━━ STORED RECORDS ━━
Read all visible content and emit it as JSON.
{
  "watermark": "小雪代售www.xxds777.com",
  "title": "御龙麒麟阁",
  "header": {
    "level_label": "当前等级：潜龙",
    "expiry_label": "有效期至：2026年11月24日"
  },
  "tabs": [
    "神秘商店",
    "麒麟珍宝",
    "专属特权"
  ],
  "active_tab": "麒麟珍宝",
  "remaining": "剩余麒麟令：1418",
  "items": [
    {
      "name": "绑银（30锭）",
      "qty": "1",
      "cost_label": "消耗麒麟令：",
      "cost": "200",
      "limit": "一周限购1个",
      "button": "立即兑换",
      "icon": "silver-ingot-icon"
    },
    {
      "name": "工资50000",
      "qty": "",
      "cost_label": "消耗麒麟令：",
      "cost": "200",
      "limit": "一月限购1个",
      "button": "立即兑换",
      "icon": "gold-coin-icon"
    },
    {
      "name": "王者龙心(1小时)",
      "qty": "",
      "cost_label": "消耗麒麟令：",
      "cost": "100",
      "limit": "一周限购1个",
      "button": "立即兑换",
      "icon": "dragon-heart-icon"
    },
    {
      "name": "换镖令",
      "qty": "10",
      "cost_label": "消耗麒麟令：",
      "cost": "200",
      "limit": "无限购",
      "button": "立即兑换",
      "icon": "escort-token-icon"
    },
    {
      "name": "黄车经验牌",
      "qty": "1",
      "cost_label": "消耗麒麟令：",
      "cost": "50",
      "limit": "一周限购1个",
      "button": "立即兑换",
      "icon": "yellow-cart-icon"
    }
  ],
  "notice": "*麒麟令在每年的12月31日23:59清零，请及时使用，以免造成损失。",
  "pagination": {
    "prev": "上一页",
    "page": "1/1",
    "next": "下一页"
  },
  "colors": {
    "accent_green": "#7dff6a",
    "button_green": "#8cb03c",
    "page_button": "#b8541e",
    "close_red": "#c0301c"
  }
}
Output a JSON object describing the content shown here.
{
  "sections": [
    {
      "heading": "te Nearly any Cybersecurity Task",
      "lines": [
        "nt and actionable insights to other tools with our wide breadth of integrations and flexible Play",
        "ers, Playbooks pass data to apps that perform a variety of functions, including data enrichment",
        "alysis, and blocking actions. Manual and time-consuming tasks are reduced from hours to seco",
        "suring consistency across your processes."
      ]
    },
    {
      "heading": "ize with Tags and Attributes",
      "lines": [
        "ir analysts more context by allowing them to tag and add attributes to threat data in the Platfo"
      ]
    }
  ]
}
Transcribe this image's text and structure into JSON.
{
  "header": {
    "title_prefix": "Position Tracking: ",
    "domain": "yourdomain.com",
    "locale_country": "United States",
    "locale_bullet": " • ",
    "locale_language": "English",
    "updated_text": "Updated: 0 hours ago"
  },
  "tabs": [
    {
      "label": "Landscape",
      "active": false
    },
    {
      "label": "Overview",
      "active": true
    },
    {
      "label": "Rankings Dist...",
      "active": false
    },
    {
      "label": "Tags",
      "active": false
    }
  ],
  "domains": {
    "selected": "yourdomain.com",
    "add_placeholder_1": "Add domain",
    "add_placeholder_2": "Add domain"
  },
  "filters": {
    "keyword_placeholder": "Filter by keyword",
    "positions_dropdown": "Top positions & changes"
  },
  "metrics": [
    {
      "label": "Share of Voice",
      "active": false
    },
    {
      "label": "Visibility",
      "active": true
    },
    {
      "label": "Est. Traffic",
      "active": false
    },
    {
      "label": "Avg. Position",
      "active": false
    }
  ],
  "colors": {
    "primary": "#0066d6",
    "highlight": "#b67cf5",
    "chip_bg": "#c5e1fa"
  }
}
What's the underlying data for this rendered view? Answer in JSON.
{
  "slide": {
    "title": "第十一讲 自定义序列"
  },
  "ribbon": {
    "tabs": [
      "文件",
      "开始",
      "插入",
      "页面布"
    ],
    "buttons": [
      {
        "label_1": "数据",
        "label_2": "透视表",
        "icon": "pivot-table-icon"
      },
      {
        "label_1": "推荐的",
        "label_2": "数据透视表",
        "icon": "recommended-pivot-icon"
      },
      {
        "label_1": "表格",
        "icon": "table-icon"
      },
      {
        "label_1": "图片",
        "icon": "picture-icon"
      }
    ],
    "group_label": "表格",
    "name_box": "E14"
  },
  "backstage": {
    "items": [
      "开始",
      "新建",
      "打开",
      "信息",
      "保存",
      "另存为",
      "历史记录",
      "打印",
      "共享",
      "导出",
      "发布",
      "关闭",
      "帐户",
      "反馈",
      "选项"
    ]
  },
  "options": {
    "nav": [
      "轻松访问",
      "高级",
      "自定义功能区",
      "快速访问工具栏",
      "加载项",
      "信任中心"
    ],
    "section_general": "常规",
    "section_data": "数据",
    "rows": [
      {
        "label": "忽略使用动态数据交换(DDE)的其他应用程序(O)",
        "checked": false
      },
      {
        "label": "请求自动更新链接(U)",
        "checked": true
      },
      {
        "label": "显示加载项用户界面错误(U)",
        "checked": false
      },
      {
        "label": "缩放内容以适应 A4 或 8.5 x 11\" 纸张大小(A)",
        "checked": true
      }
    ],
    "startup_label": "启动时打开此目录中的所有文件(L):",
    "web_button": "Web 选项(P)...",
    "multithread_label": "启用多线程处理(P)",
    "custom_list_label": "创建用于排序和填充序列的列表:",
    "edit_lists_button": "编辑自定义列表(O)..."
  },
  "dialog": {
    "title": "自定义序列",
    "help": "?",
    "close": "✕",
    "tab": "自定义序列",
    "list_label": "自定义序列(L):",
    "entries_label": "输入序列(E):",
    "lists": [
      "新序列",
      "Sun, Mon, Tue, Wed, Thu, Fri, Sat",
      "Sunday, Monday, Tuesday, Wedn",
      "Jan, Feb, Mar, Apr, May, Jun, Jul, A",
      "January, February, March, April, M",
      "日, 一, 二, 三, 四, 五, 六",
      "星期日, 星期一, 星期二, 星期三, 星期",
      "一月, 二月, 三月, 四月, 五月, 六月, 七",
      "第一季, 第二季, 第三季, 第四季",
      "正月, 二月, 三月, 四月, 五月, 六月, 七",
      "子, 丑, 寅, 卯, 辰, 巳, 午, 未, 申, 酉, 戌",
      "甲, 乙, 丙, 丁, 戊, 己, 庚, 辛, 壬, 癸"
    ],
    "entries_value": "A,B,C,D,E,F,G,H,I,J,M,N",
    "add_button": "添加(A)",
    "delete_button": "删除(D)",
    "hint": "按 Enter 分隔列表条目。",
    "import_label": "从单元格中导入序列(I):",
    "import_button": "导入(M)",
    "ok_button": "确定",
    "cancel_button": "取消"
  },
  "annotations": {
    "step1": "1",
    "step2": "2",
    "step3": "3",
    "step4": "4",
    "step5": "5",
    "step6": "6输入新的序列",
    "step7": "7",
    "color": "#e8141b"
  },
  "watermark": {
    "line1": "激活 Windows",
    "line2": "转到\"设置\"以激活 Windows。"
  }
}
━━━
■ **SET PROBLEM**: Filter lines by "with" and return each hit.

■ **FULL OUTPUT**:
        "nt and actionable insights to other tools with our wide breadth of integrations and flexible Play",
      "heading": "ize with Tags and Attributes",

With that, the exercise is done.